Exclude the pictures; give every entry again exactly as written.

### RECORDS PROVIDED

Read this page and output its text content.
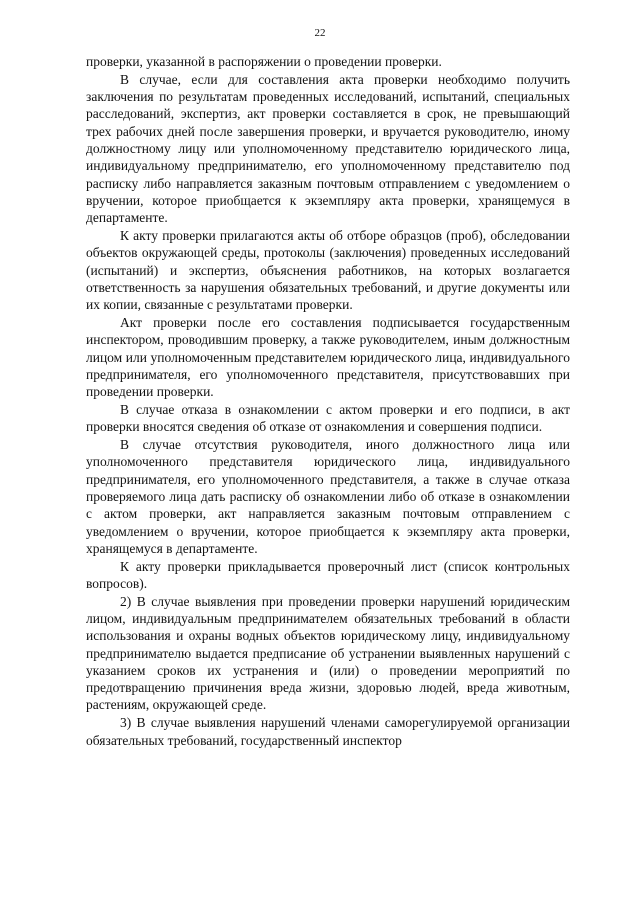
22

проверки, указанной в распоряжении о проведении проверки.

В случае, если для составления акта проверки необходимо получить заключения по результатам проведенных исследований, испытаний, специальных расследований, экспертиз, акт проверки составляется в срок, не превышающий трех рабочих дней после завершения проверки, и вручается руководителю, иному должностному лицу или уполномоченному представителю юридического лица, индивидуальному предпринимателю, его уполномоченному представителю под расписку либо направляется заказным почтовым отправлением с уведомлением о вручении, которое приобщается к экземпляру акта проверки, хранящемуся в департаменте.

К акту проверки прилагаются акты об отборе образцов (проб), обследовании объектов окружающей среды, протоколы (заключения) проведенных исследований (испытаний) и экспертиз, объяснения работников, на которых возлагается ответственность за нарушения обязательных требований, и другие документы или их копии, связанные с результатами проверки.

Акт проверки после его составления подписывается государственным инспектором, проводившим проверку, а также руководителем, иным должностным лицом или уполномоченным представителем юридического лица, индивидуального предпринимателя, его уполномоченного представителя, присутствовавших при проведении проверки.

В случае отказа в ознакомлении с актом проверки и его подписи, в акт проверки вносятся сведения об отказе от ознакомления и совершения подписи.

В случае отсутствия руководителя, иного должностного лица или уполномоченного представителя юридического лица, индивидуального предпринимателя, его уполномоченного представителя, а также в случае отказа проверяемого лица дать расписку об ознакомлении либо об отказе в ознакомлении с актом проверки, акт направляется заказным почтовым отправлением с уведомлением о вручении, которое приобщается к экземпляру акта проверки, хранящемуся в департаменте.

К акту проверки прикладывается проверочный лист (список контрольных вопросов).

2) В случае выявления при проведении проверки нарушений юридическим лицом, индивидуальным предпринимателем обязательных требований в области использования и охраны водных объектов юридическому лицу, индивидуальному предпринимателю выдается предписание об устранении выявленных нарушений с указанием сроков их устранения и (или) о проведении мероприятий по предотвращению причинения вреда жизни, здоровью людей, вреда животным, растениям, окружающей среде.

3) В случае выявления нарушений членами саморегулируемой организации обязательных требований, государственный инспектор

######

=== SOLUTION TO THE EXERCISE ===
Read this page and output its text content.
22

проверки, указанной в распоряжении о проведении проверки.

В случае, если для составления акта проверки необходимо получить заключения по результатам проведенных исследований, испытаний, специальных расследований, экспертиз, акт проверки составляется в срок, не превышающий трех рабочих дней после завершения проверки, и вручается руководителю, иному должностному лицу или уполномоченному представителю юридического лица, индивидуальному предпринимателю, его уполномоченному представителю под расписку либо направляется заказным почтовым отправлением с уведомлением о вручении, которое приобщается к экземпляру акта проверки, хранящемуся в департаменте.

К акту проверки прилагаются акты об отборе образцов (проб), обследовании объектов окружающей среды, протоколы (заключения) проведенных исследований (испытаний) и экспертиз, объяснения работников, на которых возлагается ответственность за нарушения обязательных требований, и другие документы или их копии, связанные с результатами проверки.

Акт проверки после его составления подписывается государственным инспектором, проводившим проверку, а также руководителем, иным должностным лицом или уполномоченным представителем юридического лица, индивидуального предпринимателя, его уполномоченного представителя, присутствовавших при проведении проверки.

В случае отказа в ознакомлении с актом проверки и его подписи, в акт проверки вносятся сведения об отказе от ознакомления и совершения подписи.

В случае отсутствия руководителя, иного должностного лица или уполномоченного представителя юридического лица, индивидуального предпринимателя, его уполномоченного представителя, а также в случае отказа проверяемого лица дать расписку об ознакомлении либо об отказе в ознакомлении с актом проверки, акт направляется заказным почтовым отправлением с уведомлением о вручении, которое приобщается к экземпляру акта проверки, хранящемуся в департаменте.

К акту проверки прикладывается проверочный лист (список контрольных вопросов).

2) В случае выявления при проведении проверки нарушений юридическим лицом, индивидуальным предпринимателем обязательных требований в области использования и охраны водных объектов юридическому лицу, индивидуальному предпринимателю выдается предписание об устранении выявленных нарушений с указанием сроков их устранения и (или) о проведении мероприятий по предотвращению причинения вреда жизни, здоровью людей, вреда животным, растениям, окружающей среде.

3) В случае выявления нарушений членами саморегулируемой организации обязательных требований, государственный инспектор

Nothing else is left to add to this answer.